LISTED RECORDS:
________________________________________

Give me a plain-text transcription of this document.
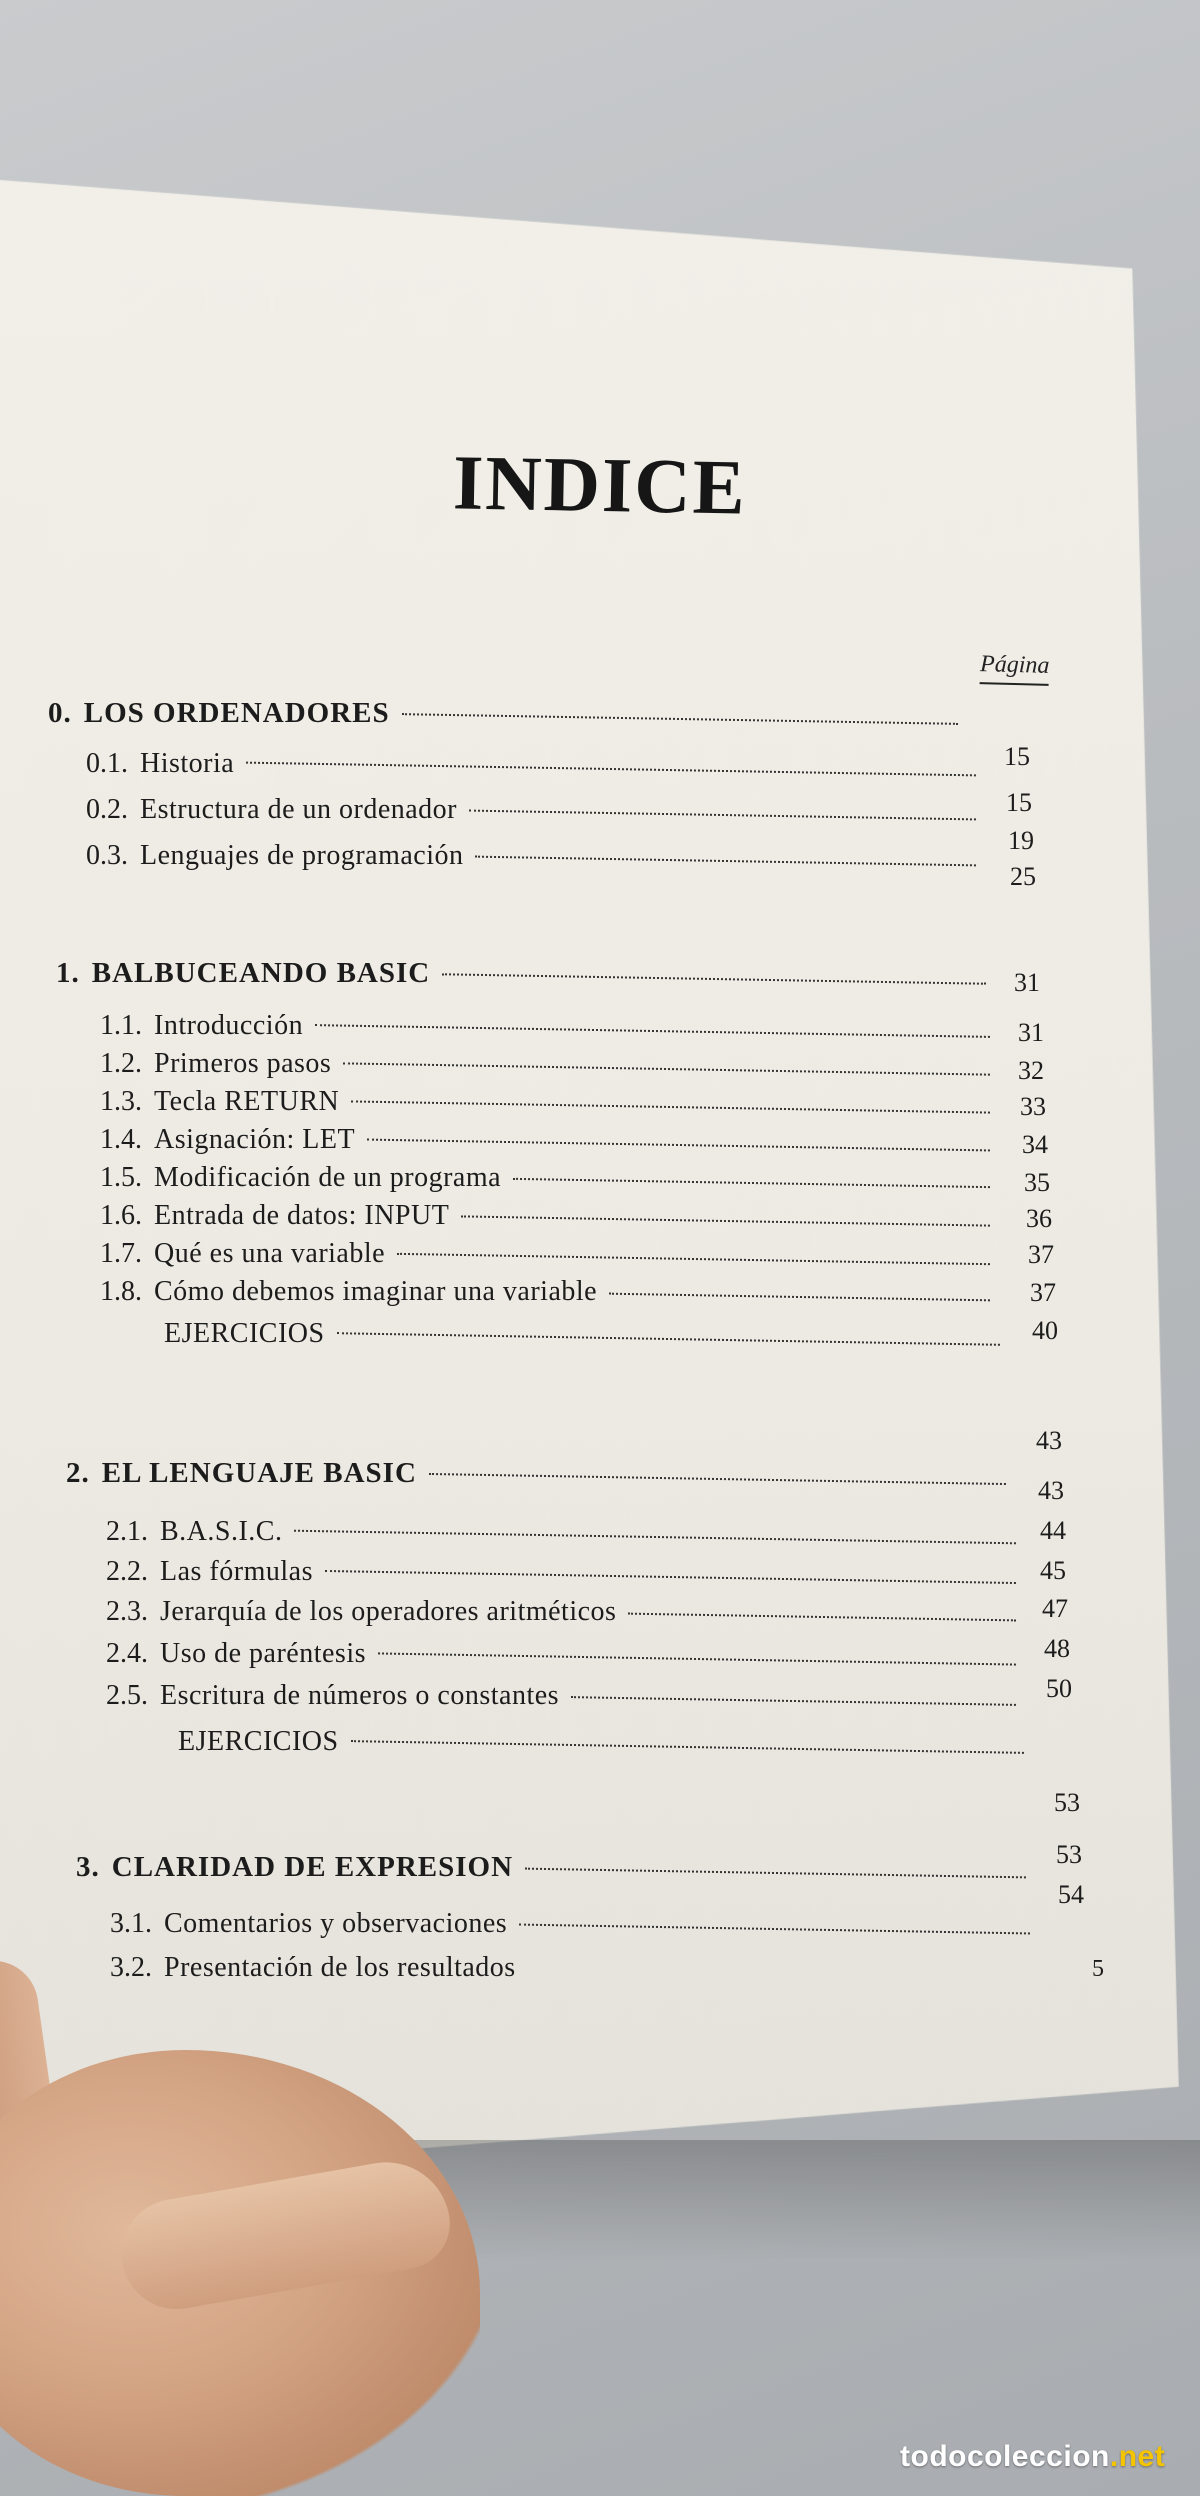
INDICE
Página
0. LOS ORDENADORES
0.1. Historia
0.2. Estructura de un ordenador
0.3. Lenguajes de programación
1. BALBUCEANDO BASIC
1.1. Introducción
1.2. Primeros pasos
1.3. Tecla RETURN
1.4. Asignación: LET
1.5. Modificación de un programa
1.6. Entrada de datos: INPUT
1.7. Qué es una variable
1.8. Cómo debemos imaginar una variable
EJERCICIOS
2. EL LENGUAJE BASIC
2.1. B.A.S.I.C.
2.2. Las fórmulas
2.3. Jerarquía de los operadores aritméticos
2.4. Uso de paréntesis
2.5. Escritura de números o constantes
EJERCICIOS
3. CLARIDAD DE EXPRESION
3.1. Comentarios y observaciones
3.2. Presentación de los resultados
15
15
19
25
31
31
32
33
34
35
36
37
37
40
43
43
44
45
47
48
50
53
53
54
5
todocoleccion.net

________________________________________

SHORT PROBLEM: Give back the whole listing as it stands, minus its pictures.

ANSWER TO THE TASK:
Give me a plain-text transcription of this document.
INDICE
Página
0. LOS ORDENADORES
0.1. Historia
0.2. Estructura de un ordenador
0.3. Lenguajes de programación
1. BALBUCEANDO BASIC
1.1. Introducción
1.2. Primeros pasos
1.3. Tecla RETURN
1.4. Asignación: LET
1.5. Modificación de un programa
1.6. Entrada de datos: INPUT
1.7. Qué es una variable
1.8. Cómo debemos imaginar una variable
EJERCICIOS
2. EL LENGUAJE BASIC
2.1. B.A.S.I.C.
2.2. Las fórmulas
2.3. Jerarquía de los operadores aritméticos
2.4. Uso de paréntesis
2.5. Escritura de números o constantes
EJERCICIOS
3. CLARIDAD DE EXPRESION
3.1. Comentarios y observaciones
3.2. Presentación de los resultados
15
15
19
25
31
31
32
33
34
35
36
37
37
40
43
43
44
45
47
48
50
53
53
54
5
todocoleccion.net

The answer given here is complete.